-- start MATERIAL PROVIDED --

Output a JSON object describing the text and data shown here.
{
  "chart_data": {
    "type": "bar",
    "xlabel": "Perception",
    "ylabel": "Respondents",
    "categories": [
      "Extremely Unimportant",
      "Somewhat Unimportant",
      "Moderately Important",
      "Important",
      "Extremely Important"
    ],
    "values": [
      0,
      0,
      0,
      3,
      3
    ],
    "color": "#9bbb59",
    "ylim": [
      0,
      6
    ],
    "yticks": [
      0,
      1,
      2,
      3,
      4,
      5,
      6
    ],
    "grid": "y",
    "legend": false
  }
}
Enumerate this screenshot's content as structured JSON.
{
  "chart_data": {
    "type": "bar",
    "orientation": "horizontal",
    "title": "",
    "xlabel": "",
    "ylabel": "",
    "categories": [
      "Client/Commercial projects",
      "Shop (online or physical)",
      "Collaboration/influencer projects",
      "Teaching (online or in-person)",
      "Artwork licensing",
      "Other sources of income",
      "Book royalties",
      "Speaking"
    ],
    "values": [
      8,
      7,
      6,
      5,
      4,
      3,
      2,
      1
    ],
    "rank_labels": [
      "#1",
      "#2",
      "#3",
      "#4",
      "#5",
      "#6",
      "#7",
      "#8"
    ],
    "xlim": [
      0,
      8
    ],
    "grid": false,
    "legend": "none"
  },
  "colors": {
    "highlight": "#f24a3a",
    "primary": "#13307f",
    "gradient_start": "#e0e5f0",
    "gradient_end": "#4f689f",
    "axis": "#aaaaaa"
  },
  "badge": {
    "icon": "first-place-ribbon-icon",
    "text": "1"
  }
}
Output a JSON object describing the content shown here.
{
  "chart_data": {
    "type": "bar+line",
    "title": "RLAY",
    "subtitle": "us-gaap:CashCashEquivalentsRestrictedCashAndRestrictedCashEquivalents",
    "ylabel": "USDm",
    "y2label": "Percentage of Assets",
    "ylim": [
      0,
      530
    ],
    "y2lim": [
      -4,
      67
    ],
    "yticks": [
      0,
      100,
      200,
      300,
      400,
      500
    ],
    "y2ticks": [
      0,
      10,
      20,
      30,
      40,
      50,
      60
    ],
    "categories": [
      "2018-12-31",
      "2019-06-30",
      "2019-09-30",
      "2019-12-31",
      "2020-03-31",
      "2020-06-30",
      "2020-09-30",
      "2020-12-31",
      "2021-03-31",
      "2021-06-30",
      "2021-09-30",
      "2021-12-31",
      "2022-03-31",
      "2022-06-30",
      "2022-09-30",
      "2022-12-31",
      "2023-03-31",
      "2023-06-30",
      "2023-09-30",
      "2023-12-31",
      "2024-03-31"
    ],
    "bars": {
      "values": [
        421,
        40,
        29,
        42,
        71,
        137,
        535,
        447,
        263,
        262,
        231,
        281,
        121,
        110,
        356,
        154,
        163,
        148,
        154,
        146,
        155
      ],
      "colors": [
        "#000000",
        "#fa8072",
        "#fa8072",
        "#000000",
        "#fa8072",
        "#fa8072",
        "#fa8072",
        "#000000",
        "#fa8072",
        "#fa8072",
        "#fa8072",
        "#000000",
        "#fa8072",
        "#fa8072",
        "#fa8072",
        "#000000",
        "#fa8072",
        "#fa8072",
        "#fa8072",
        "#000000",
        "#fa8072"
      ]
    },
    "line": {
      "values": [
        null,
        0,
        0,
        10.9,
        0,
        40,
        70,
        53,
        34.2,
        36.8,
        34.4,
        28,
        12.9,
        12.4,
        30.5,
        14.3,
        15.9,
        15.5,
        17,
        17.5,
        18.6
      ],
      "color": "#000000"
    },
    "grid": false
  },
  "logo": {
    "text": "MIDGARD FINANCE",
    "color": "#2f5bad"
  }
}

-- end MATERIAL PROVIDED --
-- start MATERIAL PROVIDED --

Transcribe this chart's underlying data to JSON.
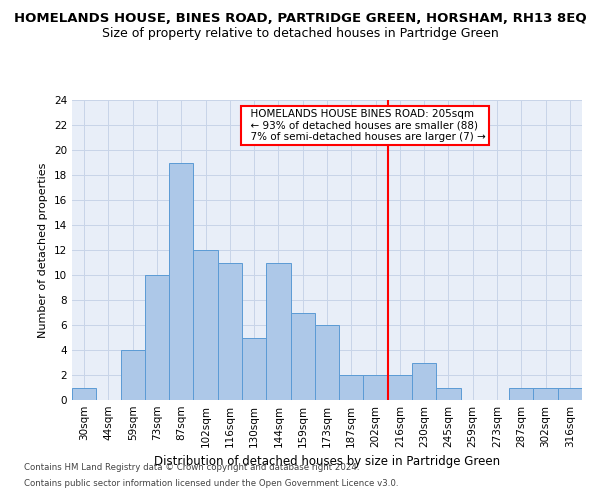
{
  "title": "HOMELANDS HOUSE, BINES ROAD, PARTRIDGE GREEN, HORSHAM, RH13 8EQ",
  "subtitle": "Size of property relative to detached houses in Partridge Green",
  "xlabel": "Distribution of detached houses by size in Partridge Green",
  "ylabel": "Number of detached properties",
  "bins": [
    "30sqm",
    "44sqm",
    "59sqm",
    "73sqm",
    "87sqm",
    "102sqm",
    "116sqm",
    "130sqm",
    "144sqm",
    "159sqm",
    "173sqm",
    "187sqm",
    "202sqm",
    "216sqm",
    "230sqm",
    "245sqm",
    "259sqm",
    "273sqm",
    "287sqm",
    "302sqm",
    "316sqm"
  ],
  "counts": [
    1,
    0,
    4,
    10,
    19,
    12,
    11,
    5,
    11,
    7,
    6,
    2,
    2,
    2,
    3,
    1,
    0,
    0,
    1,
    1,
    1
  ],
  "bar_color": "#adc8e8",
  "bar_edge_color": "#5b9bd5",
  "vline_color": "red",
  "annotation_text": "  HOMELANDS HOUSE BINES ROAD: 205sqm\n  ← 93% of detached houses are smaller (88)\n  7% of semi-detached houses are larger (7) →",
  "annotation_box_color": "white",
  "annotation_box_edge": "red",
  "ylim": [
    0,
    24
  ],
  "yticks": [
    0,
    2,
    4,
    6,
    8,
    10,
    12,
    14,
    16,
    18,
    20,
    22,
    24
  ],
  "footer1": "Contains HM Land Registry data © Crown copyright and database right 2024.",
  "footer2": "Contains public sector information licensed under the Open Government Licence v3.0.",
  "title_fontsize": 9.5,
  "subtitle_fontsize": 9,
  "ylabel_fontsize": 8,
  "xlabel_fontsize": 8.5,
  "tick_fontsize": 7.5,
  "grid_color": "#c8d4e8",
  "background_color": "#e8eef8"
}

-- end MATERIAL PROVIDED --
-- start MATERIAL PROVIDED --

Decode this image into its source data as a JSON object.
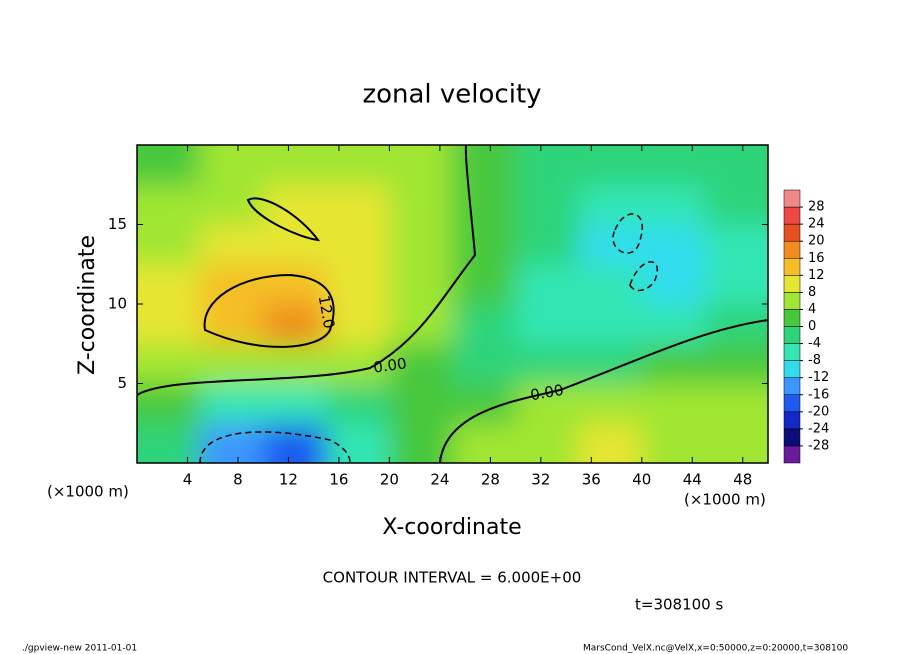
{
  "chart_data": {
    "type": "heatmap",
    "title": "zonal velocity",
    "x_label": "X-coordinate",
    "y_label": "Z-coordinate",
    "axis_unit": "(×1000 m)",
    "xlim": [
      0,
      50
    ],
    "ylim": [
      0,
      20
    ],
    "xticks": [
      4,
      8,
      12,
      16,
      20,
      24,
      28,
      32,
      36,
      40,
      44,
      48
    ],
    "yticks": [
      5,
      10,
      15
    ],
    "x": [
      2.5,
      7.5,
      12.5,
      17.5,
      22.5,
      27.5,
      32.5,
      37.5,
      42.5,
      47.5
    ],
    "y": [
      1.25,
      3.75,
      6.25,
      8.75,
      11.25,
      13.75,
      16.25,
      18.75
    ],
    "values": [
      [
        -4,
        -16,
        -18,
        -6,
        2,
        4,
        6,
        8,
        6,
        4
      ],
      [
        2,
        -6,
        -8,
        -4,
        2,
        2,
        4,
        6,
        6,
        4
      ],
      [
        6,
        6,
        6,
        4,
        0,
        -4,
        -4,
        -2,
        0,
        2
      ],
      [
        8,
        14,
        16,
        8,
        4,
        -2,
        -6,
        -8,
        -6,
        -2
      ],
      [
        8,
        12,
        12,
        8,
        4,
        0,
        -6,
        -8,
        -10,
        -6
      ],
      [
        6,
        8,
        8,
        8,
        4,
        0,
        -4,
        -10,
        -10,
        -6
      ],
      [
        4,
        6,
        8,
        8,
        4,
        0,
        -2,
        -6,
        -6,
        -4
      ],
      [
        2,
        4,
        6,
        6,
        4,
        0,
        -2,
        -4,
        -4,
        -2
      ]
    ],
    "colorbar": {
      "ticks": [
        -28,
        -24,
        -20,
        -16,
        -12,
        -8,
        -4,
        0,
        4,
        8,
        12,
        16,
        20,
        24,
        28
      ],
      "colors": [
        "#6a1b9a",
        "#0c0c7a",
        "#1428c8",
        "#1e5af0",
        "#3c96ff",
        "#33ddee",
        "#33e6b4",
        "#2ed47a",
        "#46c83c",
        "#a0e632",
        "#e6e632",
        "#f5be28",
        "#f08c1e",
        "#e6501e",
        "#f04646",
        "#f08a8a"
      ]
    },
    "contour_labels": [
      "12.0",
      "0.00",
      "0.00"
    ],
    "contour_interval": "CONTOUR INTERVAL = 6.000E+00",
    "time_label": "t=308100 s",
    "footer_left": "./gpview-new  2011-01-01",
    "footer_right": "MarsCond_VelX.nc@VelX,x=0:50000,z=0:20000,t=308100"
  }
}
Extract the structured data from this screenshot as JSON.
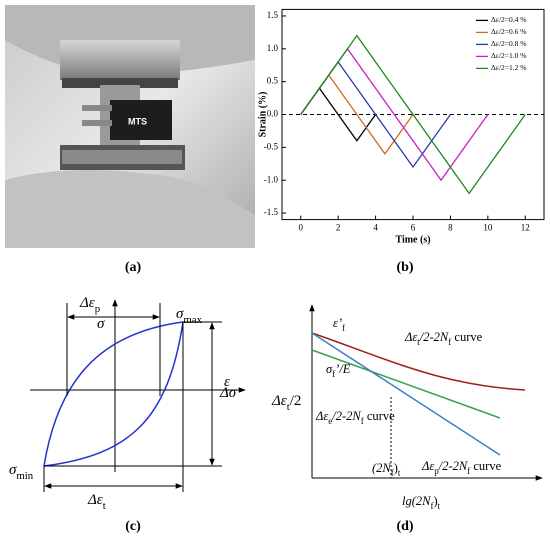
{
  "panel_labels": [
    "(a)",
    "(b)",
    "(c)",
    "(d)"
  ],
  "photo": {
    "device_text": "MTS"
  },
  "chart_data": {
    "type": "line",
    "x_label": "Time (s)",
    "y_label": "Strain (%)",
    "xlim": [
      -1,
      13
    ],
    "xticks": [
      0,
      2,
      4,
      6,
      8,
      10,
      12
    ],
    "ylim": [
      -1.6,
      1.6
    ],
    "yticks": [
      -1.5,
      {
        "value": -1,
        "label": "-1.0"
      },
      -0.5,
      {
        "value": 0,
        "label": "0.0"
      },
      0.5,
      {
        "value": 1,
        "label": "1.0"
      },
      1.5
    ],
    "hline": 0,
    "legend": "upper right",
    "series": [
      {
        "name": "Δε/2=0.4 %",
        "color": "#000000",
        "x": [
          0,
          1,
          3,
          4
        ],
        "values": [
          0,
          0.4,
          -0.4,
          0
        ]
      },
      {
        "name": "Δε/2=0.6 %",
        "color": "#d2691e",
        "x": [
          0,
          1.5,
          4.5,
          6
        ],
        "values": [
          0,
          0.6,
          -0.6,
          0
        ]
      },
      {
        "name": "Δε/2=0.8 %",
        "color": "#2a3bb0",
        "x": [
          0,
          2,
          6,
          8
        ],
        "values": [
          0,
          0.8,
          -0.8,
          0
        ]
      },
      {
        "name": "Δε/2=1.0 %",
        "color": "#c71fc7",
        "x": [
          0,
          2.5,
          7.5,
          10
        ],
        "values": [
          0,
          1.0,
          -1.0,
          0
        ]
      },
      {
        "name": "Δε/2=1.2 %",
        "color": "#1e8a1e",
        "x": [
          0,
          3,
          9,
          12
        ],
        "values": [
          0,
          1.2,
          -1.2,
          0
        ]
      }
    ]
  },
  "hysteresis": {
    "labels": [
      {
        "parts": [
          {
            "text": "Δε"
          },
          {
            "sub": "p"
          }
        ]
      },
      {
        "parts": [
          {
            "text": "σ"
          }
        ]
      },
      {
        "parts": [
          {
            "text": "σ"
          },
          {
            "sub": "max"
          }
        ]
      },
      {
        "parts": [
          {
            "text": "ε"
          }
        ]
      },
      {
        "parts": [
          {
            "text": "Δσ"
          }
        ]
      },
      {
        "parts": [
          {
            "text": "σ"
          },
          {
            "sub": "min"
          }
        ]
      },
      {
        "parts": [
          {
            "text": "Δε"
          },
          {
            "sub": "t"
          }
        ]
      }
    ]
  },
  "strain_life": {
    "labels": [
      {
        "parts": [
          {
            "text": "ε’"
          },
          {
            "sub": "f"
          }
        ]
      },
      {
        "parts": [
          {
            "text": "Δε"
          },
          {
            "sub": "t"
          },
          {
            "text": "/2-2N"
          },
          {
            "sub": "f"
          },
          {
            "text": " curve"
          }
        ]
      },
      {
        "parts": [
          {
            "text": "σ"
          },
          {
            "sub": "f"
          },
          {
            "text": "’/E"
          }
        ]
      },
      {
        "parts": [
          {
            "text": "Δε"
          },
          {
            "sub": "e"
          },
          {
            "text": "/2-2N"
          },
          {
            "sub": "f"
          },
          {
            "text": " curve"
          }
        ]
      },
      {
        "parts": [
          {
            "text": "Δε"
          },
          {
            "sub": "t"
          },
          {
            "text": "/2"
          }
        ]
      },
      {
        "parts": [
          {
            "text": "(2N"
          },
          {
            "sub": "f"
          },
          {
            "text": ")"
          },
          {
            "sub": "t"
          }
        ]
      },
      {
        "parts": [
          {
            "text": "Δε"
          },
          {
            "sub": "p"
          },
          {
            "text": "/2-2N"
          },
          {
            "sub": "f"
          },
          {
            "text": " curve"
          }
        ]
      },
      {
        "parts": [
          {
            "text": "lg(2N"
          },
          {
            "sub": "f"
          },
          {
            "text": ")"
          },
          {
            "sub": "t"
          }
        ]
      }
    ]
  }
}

-- end MATERIAL PROVIDED --

* _PROBLEM REQUIREMENTS_: Look through the entries above and list every line containing "Unimportant".

* _THE RESULT_:
      "Extremely Unimportant",
      "Somewhat Unimportant",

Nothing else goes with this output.